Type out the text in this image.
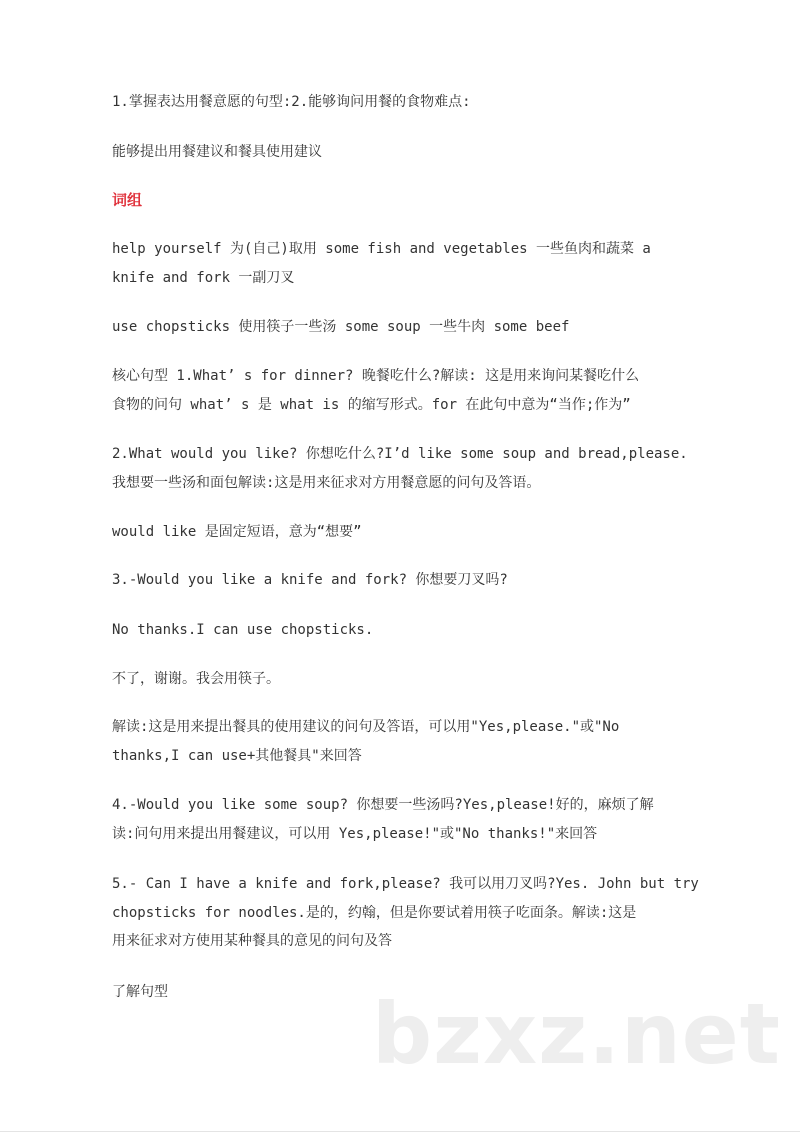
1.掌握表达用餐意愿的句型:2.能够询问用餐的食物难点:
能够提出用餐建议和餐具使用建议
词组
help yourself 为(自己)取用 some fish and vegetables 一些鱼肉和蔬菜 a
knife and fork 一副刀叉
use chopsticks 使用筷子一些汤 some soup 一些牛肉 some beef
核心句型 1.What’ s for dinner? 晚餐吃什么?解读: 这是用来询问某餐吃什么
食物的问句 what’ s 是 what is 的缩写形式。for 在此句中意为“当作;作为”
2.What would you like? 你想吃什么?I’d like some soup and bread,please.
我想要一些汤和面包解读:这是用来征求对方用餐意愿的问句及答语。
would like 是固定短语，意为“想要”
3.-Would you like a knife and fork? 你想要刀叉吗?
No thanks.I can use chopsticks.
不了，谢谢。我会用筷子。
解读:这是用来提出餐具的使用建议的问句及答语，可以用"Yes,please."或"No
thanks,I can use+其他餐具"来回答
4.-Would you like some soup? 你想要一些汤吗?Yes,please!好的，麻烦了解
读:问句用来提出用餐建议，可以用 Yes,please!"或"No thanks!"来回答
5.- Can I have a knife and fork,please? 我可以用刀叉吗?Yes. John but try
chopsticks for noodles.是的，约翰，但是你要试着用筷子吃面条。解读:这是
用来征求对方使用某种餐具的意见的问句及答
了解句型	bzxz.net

++++++++++

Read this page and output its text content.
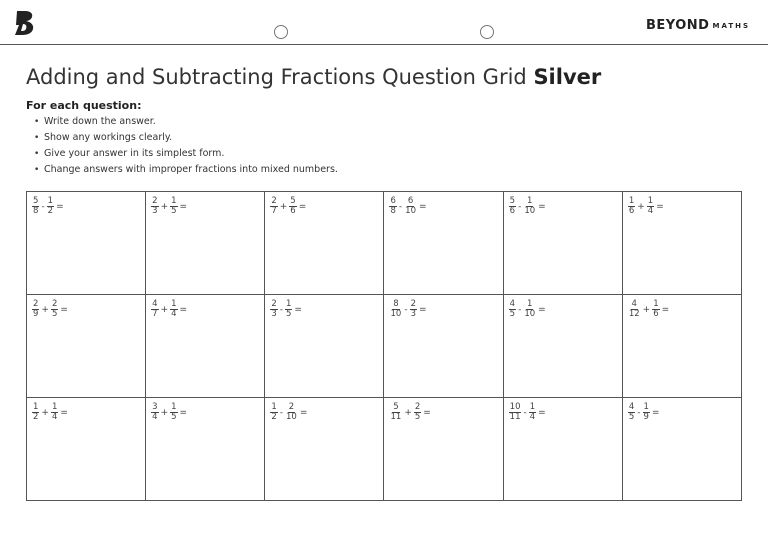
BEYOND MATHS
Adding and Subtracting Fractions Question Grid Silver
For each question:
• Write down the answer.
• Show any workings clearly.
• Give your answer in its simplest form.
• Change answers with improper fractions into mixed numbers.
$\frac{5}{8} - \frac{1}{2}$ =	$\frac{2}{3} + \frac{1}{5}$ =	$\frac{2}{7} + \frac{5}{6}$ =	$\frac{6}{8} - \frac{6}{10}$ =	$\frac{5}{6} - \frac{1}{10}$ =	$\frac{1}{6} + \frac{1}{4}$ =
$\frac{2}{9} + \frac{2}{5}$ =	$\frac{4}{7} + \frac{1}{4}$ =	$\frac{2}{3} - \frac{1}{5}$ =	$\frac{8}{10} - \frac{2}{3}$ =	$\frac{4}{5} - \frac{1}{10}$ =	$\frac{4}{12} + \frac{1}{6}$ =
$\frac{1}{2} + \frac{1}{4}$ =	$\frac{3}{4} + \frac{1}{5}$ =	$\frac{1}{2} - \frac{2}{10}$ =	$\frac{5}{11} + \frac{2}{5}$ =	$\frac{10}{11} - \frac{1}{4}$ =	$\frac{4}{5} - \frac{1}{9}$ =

++++++++++

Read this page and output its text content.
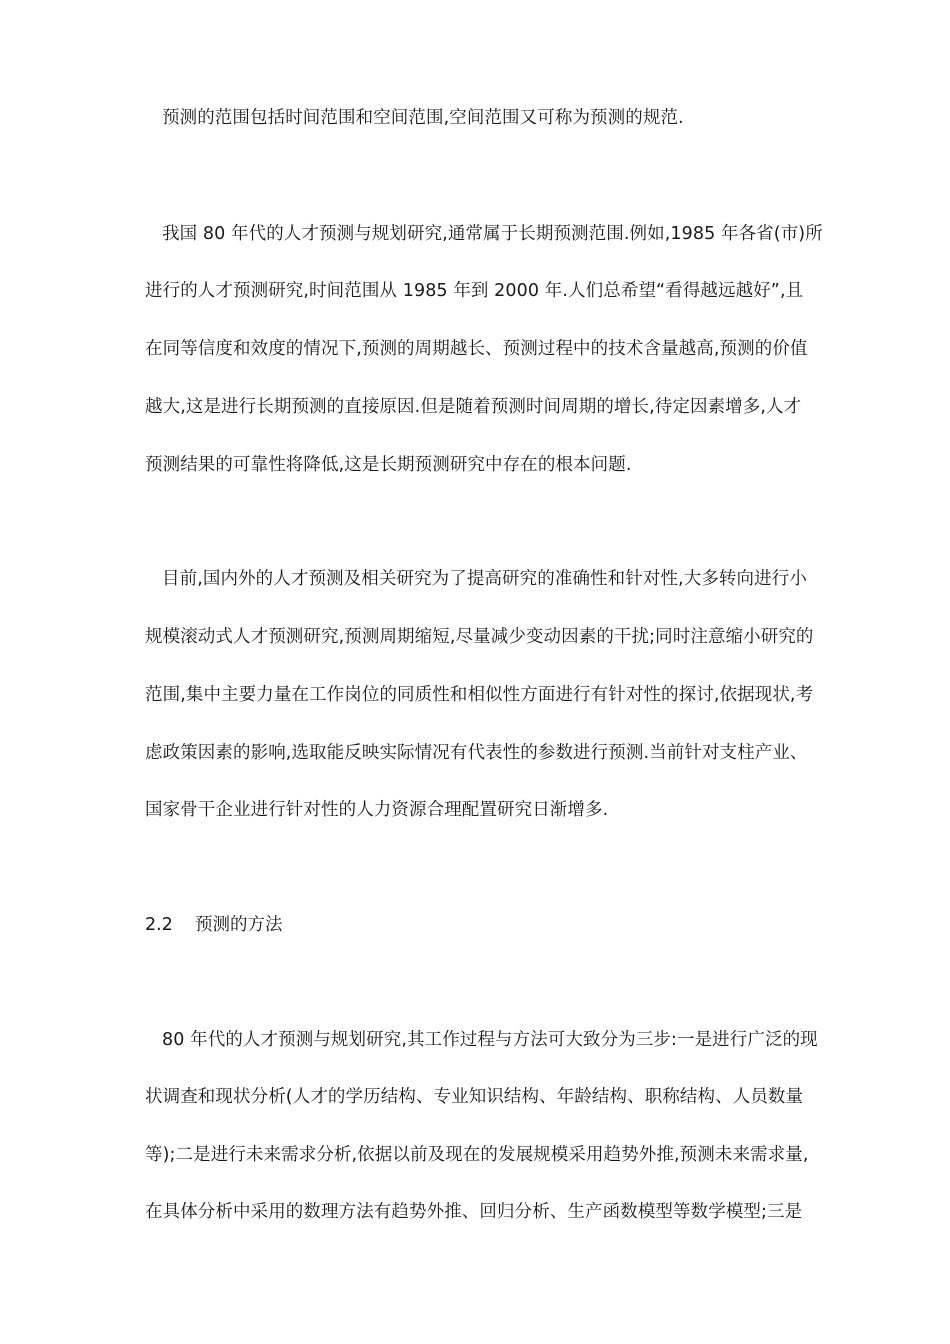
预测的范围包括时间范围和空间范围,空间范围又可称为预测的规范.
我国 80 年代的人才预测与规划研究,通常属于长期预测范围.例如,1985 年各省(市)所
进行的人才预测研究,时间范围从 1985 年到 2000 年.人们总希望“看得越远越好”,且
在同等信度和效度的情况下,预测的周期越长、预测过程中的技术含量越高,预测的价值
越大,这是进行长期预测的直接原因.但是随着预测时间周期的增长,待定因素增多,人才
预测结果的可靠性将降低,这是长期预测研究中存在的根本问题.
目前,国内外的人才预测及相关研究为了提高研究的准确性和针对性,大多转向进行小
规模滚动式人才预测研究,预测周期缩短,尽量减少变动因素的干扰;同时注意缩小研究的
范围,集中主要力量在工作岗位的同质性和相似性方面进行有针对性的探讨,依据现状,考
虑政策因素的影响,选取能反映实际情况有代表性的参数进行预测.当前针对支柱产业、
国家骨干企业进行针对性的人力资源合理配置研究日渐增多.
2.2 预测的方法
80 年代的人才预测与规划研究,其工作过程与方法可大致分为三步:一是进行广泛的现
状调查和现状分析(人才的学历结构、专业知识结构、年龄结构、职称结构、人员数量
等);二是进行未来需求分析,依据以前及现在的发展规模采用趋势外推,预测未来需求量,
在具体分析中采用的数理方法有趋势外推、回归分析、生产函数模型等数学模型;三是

++++++++++

» BRIEF: Count every line of the records that holds "knife". State the number, nothing else.

» WORKED SOLUTION: 3